--- Start DATA TO PROCESS ---
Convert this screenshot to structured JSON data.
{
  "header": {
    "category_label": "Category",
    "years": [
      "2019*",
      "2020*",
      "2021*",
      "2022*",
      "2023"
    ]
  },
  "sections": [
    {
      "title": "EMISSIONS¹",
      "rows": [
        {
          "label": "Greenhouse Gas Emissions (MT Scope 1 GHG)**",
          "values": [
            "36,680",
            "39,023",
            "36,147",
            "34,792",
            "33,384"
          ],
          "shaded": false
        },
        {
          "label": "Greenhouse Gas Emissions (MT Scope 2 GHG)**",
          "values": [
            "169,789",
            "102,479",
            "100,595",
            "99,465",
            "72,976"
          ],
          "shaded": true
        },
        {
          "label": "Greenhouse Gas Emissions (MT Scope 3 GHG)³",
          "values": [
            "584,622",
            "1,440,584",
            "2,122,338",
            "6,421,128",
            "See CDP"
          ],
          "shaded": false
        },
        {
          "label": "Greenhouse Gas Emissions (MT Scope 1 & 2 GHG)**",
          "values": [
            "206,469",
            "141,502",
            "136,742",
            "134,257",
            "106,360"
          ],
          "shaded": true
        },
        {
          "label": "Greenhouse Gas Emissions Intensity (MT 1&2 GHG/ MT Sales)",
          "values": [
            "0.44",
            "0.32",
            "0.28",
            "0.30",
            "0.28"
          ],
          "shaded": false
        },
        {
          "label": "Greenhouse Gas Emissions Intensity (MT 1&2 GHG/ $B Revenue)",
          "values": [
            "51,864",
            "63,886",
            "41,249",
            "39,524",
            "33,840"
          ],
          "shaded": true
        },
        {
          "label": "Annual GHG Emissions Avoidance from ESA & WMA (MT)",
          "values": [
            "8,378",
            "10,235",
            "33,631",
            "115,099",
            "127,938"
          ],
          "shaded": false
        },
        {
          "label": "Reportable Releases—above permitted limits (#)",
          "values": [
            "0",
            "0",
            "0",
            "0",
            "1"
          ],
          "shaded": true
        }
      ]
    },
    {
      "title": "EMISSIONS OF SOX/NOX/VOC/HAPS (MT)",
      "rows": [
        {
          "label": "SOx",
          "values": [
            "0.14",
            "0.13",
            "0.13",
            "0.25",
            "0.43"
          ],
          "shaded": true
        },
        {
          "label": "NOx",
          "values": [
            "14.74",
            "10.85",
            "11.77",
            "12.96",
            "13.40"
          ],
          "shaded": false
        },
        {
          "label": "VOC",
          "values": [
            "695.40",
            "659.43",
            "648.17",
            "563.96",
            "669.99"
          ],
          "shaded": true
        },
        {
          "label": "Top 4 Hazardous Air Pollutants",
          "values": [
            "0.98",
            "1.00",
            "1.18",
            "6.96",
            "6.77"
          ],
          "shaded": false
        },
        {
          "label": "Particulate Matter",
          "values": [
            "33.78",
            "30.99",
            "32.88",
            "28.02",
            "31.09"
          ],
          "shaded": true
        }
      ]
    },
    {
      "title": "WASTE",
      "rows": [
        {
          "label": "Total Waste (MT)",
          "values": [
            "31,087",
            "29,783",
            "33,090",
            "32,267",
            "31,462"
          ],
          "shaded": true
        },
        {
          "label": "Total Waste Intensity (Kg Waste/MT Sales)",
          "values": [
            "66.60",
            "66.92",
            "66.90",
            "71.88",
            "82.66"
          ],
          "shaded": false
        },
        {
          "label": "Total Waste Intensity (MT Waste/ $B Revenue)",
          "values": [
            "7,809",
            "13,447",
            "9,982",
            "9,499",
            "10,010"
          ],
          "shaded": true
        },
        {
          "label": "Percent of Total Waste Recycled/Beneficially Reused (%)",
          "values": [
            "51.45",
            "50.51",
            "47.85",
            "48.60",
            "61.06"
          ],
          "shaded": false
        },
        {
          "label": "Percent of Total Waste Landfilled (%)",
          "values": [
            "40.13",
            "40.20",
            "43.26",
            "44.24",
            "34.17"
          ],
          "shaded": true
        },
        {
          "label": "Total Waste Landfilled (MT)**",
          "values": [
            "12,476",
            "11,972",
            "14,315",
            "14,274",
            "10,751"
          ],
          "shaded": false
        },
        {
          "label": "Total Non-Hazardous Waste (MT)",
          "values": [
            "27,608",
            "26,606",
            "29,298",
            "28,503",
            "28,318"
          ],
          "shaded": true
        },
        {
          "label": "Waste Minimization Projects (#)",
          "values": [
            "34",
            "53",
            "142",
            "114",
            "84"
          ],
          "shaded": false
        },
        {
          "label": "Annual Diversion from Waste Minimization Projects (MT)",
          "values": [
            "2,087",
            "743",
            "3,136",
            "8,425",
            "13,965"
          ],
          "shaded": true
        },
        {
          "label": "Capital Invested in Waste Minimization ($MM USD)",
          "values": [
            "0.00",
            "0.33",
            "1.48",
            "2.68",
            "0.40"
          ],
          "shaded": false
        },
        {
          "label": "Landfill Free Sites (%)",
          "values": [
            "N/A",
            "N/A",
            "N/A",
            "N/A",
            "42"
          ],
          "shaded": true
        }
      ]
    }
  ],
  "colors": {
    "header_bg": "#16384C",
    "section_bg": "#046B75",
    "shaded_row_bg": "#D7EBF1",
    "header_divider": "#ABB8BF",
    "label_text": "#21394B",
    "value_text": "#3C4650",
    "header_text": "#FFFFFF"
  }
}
--- End DATA TO PROCESS ---
--- Start DATA TO PROCESS ---
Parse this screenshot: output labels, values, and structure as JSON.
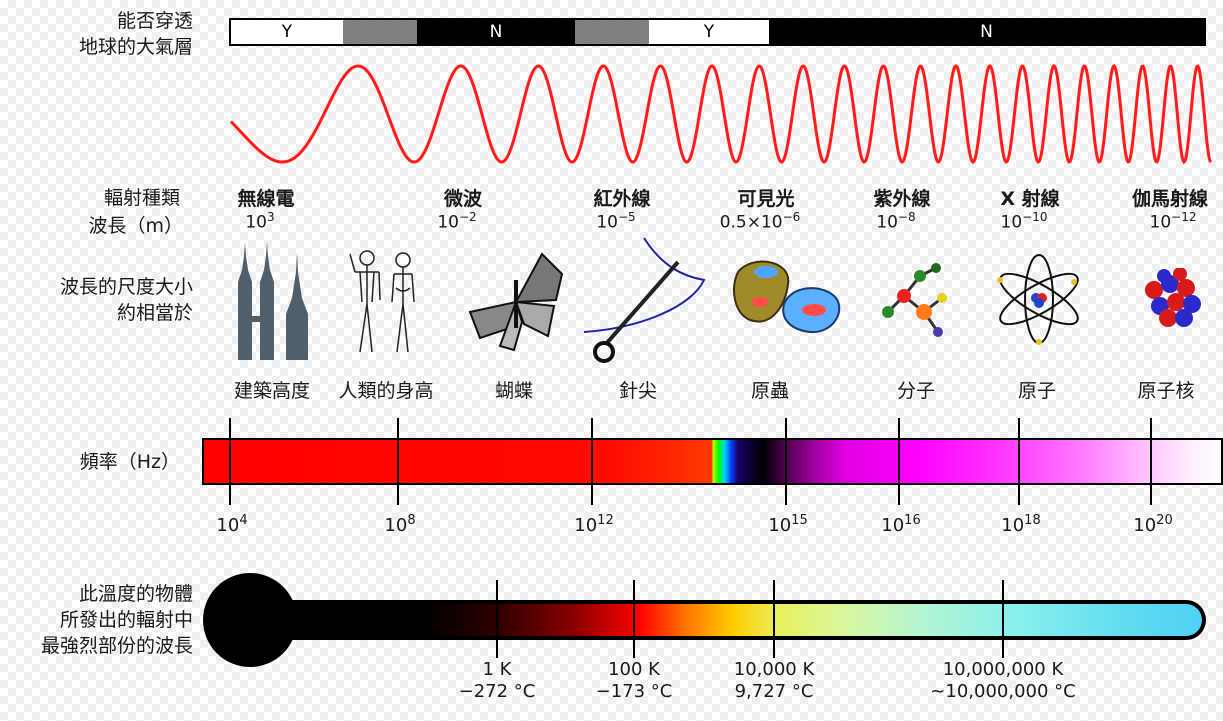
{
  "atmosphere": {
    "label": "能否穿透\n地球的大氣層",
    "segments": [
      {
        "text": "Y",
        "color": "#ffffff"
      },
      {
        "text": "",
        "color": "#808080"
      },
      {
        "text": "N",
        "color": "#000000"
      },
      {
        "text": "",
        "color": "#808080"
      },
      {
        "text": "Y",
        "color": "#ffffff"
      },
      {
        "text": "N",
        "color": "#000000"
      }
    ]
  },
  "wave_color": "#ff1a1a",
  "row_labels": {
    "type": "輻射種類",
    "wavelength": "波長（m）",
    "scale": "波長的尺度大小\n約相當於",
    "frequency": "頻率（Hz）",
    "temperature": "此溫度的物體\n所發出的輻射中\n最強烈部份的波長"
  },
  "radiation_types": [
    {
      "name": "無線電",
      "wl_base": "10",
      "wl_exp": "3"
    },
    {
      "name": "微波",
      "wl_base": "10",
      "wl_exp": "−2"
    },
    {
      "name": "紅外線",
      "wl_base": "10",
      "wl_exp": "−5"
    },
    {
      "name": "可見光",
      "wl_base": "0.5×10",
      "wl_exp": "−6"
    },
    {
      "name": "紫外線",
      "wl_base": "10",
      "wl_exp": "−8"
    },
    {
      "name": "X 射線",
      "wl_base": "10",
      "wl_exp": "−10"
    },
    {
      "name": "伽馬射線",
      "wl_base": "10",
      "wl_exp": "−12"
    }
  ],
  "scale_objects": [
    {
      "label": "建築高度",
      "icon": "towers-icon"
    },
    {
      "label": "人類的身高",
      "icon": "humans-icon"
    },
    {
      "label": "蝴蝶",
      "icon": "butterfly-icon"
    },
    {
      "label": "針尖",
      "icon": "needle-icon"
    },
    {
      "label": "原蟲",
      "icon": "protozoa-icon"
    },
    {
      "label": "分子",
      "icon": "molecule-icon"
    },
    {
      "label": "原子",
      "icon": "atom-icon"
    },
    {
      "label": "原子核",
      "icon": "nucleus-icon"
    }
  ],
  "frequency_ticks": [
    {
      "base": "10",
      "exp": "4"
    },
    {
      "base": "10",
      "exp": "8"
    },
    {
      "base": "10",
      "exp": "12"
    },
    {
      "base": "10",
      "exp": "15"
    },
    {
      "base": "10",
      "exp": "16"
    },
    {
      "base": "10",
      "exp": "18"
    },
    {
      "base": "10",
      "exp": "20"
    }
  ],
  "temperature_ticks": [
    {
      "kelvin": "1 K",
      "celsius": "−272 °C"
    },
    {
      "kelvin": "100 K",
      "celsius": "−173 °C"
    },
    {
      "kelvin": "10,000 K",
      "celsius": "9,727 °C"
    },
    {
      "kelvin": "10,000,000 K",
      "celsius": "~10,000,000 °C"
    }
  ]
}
--- End DATA TO PROCESS ---
## THE EXERCISE:
Determine the number of lines containing "Intensity". Write only that number.

## ANSWER TO THE EXERCISE:
4